Information provided:
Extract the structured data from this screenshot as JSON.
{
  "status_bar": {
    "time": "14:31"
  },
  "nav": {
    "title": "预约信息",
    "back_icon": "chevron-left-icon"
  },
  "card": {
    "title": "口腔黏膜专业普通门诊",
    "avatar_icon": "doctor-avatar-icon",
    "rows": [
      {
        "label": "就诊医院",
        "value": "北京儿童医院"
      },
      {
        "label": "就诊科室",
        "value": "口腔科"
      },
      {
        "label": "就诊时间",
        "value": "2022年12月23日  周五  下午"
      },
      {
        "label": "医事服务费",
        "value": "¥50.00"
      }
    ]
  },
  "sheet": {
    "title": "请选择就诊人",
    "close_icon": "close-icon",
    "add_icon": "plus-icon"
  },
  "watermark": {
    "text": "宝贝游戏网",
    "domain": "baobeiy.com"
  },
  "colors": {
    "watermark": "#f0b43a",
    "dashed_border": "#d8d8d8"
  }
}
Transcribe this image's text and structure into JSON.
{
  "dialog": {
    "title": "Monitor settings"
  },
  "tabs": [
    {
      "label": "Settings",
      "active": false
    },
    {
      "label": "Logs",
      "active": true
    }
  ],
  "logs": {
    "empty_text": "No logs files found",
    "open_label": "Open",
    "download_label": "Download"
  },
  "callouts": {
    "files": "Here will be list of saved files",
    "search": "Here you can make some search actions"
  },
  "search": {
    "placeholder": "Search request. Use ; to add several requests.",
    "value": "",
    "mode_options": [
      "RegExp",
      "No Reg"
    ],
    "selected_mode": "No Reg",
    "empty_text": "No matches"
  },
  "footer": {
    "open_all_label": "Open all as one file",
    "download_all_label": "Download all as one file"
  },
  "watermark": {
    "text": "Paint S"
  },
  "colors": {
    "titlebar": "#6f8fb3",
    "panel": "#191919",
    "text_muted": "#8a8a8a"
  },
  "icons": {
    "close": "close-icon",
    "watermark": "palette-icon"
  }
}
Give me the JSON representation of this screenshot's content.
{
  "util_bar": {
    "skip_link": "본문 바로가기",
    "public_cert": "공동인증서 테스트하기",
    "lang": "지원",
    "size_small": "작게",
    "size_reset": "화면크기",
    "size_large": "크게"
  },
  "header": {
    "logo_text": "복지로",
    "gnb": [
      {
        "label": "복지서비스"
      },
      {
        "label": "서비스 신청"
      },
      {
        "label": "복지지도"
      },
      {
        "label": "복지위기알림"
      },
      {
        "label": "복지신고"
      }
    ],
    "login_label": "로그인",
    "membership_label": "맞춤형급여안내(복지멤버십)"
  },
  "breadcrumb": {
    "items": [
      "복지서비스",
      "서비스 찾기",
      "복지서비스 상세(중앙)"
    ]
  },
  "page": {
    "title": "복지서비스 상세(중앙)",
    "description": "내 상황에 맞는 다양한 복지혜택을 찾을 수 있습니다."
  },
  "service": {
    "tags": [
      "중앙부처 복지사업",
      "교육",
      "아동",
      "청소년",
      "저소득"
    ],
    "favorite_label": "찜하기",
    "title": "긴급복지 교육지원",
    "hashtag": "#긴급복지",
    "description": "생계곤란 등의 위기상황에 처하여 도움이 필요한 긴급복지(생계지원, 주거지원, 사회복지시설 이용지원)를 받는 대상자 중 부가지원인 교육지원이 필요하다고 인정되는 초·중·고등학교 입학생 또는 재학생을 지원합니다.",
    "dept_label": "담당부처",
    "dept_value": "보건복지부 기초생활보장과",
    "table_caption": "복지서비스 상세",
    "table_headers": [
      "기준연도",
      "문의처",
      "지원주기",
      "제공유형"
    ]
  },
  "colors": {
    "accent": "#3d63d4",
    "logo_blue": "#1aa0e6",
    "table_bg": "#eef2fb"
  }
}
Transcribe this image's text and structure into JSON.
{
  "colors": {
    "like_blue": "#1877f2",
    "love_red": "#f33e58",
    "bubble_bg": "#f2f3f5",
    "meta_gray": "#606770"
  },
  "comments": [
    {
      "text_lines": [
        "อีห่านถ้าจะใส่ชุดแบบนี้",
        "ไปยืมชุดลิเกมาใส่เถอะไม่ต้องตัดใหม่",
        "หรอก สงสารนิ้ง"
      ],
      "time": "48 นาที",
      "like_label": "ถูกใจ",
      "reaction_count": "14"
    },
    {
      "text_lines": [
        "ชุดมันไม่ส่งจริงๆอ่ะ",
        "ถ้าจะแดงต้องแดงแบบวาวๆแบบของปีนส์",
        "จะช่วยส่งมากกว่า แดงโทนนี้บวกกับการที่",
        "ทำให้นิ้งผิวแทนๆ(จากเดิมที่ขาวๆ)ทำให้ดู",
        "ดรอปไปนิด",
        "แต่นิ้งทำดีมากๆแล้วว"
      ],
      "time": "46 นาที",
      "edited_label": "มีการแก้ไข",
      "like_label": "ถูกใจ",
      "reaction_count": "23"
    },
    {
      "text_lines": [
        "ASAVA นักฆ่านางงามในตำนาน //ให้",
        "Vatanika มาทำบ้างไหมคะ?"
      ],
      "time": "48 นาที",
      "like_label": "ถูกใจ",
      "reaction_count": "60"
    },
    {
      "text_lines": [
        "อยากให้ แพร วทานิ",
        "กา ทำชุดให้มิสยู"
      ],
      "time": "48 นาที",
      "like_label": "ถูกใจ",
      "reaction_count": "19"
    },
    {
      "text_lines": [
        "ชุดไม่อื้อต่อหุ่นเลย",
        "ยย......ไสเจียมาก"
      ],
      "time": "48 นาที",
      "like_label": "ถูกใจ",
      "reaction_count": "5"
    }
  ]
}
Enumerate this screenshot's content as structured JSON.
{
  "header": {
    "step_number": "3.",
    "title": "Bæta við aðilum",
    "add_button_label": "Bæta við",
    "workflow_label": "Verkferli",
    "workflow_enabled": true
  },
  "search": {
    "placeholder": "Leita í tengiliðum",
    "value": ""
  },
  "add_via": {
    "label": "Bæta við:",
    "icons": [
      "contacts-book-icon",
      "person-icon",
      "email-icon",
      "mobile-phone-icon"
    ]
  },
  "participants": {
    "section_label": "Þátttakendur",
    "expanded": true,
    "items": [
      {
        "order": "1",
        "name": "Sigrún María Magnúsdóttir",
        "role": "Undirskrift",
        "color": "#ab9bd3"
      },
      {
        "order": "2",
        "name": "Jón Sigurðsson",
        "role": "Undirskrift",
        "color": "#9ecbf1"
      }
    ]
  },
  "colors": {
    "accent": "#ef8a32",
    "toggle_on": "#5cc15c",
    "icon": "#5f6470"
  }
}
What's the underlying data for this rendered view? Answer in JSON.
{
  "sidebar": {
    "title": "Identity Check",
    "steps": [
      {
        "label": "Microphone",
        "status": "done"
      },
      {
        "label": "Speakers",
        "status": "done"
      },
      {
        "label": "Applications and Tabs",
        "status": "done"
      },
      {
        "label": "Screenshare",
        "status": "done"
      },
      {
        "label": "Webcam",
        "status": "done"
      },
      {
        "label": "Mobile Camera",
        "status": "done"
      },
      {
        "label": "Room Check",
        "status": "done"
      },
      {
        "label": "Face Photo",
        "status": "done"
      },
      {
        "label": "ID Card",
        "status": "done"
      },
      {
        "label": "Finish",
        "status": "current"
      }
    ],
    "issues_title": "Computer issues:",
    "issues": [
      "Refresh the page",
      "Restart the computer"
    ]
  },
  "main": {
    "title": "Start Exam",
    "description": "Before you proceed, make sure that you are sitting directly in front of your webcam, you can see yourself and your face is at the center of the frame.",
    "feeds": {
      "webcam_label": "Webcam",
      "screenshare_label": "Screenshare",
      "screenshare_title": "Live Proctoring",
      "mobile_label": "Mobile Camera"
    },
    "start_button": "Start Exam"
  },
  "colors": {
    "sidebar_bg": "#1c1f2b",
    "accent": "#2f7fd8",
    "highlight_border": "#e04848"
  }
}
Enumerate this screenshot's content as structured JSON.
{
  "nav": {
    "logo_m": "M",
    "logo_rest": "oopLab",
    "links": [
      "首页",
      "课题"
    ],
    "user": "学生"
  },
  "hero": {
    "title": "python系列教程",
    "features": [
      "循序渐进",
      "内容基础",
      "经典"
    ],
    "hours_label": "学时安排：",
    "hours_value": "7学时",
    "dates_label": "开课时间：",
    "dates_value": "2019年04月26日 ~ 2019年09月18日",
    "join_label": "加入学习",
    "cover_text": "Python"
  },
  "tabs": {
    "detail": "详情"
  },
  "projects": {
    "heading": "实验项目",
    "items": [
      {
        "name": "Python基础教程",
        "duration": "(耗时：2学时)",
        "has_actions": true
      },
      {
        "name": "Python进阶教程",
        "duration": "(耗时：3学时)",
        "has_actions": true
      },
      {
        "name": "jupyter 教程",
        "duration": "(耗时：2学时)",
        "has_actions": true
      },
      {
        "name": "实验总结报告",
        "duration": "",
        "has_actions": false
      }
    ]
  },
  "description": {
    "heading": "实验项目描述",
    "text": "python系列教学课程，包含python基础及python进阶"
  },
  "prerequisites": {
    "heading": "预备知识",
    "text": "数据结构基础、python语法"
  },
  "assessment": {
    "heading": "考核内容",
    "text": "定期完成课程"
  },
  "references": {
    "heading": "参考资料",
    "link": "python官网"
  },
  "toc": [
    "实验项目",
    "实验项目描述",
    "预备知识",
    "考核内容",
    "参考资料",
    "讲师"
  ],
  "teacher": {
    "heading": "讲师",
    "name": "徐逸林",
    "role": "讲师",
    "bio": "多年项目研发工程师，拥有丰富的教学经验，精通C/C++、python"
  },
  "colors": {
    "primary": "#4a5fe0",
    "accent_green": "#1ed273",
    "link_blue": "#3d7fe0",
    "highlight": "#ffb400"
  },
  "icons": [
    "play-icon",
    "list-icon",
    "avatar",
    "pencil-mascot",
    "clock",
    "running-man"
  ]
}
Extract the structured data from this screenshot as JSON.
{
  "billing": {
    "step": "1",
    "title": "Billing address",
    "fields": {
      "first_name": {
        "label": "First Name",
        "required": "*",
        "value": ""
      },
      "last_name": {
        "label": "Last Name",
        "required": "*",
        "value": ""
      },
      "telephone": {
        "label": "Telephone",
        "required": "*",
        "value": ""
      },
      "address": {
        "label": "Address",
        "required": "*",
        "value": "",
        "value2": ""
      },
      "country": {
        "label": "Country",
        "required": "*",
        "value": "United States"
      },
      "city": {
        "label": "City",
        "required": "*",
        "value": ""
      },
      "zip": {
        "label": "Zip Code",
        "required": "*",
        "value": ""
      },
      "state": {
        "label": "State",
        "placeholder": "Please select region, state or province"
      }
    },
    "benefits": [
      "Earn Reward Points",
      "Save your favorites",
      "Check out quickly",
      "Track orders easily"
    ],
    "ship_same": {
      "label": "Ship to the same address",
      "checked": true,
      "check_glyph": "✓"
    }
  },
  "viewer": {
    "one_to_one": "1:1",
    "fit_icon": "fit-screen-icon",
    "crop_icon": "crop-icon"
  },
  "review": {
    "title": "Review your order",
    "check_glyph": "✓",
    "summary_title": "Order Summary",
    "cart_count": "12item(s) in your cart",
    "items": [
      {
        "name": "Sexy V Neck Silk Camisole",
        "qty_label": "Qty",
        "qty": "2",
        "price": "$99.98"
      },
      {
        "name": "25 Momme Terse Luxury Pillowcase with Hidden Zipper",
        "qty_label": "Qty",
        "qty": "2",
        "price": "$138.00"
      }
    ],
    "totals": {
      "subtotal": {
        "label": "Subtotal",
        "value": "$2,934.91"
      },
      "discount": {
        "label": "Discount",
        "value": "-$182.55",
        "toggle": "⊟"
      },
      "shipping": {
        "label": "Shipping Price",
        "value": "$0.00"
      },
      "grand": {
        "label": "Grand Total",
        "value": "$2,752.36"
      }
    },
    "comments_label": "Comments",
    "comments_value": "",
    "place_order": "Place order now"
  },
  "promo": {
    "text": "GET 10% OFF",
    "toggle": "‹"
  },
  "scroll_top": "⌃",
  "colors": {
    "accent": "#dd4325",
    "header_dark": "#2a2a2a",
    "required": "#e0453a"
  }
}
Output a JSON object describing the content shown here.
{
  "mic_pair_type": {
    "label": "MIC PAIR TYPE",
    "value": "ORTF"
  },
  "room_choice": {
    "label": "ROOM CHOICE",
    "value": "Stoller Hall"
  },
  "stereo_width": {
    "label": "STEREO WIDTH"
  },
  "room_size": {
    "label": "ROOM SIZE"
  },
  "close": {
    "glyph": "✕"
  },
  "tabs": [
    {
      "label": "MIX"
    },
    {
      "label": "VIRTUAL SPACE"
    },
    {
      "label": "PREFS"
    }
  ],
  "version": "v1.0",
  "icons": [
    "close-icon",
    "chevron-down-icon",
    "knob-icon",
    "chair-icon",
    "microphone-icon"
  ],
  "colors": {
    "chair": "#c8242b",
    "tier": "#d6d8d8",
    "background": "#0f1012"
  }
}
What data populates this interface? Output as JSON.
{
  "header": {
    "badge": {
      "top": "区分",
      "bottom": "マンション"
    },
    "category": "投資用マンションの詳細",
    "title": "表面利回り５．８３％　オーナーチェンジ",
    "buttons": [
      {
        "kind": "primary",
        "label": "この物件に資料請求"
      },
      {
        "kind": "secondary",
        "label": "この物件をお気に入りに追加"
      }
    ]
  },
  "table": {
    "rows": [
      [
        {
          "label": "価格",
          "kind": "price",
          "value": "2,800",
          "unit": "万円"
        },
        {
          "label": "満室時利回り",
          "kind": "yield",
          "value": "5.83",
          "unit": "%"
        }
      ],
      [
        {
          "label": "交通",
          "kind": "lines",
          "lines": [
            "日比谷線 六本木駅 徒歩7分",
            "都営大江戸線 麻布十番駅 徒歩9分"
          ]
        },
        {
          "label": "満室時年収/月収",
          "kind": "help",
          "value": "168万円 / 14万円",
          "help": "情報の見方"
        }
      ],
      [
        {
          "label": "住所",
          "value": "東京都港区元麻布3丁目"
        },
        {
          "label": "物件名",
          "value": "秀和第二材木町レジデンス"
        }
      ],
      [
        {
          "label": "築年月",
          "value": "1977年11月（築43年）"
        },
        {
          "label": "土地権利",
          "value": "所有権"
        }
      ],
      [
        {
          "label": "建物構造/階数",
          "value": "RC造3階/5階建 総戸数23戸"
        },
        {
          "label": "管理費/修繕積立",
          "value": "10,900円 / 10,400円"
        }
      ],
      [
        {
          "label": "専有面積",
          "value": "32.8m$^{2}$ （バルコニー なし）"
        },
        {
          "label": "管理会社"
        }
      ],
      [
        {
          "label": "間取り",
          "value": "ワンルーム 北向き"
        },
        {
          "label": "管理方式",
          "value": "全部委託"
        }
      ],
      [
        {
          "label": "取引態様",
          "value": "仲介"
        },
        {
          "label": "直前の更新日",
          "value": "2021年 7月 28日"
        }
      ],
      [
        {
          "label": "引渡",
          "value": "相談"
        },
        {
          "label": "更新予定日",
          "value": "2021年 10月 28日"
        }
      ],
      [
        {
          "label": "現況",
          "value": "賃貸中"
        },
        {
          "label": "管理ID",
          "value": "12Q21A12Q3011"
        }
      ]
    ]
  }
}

What is required:
Extract from the data every line where "placeholder" shows up.

Expected answer:
    "placeholder": "Search request. Use ; to add several requests.",
    "placeholder": "Leita í tengiliðum",
        "placeholder": "Please select region, state or province"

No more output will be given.